Copy out every line that contains the word "polímero".
^^^^^^^^^^^^^^^^
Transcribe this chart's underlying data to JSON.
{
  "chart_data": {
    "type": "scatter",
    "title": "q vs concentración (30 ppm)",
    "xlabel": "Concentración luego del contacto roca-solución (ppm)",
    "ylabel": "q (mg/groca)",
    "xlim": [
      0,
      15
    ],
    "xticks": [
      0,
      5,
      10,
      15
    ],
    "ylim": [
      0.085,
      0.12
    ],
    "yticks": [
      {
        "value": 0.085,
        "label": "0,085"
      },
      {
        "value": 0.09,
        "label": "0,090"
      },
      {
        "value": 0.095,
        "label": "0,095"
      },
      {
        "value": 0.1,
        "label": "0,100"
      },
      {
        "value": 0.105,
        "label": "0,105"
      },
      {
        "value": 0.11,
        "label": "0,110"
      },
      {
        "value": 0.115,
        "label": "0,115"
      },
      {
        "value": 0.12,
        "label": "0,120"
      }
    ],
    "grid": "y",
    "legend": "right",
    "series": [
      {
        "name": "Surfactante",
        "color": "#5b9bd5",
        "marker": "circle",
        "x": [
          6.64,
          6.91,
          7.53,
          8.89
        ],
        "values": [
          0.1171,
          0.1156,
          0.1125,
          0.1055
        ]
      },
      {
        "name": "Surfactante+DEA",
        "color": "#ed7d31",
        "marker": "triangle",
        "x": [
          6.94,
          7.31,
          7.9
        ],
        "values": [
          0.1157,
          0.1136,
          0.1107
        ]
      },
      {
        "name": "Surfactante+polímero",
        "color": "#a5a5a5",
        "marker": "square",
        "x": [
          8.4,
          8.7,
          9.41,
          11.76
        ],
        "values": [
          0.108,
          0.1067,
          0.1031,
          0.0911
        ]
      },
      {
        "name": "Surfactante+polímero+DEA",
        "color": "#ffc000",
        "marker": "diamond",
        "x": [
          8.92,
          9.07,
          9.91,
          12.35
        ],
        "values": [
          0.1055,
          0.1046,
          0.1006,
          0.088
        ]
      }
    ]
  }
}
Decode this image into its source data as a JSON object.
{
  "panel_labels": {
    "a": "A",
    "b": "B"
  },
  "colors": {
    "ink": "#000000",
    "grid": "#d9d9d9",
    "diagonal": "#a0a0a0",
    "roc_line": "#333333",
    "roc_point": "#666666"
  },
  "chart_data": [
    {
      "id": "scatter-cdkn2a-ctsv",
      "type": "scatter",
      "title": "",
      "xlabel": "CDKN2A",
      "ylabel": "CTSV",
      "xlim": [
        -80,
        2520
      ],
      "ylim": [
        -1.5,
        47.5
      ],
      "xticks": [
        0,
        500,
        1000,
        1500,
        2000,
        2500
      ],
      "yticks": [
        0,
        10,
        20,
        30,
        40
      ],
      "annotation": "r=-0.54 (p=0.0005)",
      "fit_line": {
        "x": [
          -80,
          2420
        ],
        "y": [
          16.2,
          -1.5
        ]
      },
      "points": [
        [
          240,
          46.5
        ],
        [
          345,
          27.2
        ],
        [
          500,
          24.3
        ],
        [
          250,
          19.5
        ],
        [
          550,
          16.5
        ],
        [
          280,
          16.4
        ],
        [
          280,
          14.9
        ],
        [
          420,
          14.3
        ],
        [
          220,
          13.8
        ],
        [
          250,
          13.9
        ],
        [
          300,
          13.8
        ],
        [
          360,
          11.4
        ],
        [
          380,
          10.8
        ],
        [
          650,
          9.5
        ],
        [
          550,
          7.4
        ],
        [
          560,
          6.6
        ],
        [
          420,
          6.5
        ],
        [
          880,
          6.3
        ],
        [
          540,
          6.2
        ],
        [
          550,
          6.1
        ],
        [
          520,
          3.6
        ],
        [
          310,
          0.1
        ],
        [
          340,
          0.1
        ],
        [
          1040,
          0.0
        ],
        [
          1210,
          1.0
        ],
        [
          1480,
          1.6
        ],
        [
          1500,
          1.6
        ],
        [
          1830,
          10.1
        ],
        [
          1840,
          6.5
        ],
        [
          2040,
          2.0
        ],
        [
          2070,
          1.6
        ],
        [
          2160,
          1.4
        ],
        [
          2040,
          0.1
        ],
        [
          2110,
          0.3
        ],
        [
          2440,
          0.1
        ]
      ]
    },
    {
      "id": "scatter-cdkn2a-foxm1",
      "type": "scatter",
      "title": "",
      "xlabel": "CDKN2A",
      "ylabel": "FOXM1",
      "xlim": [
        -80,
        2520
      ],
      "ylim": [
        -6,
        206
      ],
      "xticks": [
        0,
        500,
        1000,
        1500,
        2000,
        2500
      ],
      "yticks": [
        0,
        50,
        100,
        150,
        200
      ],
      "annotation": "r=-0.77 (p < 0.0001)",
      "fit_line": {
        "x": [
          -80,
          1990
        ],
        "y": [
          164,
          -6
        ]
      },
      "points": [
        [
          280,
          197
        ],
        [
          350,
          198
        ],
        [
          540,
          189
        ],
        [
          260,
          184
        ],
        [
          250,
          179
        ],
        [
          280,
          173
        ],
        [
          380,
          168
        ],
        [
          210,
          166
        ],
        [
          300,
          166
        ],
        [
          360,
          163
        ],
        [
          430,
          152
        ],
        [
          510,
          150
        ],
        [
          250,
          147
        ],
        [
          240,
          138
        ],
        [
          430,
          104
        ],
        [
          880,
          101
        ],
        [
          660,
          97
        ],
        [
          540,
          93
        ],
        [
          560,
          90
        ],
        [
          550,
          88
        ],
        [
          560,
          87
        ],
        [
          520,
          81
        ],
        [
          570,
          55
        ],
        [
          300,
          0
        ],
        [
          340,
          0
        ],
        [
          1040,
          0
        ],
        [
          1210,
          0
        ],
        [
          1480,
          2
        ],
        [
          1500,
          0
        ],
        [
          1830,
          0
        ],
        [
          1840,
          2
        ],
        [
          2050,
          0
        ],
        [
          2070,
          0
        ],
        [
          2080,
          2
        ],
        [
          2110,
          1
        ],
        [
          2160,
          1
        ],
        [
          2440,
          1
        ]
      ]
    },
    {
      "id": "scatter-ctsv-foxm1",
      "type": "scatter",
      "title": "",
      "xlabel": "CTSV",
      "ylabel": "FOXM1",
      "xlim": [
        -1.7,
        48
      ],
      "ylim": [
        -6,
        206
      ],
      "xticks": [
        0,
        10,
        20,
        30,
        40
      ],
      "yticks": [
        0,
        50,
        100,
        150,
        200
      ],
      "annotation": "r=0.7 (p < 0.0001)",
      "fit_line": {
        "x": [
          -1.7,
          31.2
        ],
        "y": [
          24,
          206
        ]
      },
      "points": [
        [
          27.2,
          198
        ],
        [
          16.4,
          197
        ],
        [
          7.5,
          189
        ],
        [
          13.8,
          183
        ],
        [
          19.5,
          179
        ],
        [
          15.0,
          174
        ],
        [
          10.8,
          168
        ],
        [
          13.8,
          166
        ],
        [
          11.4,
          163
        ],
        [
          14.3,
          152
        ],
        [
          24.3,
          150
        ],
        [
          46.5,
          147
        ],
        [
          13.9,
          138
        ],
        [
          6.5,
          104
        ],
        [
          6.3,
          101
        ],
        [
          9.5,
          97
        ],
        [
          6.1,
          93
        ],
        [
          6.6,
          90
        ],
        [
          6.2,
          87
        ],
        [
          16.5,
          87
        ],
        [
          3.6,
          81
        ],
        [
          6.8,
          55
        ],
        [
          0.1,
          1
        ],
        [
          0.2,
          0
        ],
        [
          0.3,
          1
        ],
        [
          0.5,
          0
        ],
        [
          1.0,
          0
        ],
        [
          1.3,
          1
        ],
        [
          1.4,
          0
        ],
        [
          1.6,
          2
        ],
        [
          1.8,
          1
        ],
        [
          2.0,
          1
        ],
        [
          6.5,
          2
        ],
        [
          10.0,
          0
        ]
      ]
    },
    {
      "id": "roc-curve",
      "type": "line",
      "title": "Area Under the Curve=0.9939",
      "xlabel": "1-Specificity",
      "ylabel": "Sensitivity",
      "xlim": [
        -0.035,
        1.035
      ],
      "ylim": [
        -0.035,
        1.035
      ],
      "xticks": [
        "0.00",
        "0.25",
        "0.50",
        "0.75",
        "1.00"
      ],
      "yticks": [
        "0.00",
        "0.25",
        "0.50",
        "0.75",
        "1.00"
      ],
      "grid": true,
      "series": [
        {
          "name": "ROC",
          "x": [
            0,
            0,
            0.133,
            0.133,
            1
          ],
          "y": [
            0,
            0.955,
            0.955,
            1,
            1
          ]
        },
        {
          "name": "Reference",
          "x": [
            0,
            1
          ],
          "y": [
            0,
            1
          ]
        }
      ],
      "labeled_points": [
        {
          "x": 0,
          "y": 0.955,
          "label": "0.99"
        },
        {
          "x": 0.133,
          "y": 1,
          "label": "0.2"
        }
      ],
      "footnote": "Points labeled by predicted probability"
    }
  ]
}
^^^^^^^^^^^^^^^^
SOLUTION TO THIS TASK:
        "name": "Surfactante+polímero",
        "name": "Surfactante+polímero+DEA",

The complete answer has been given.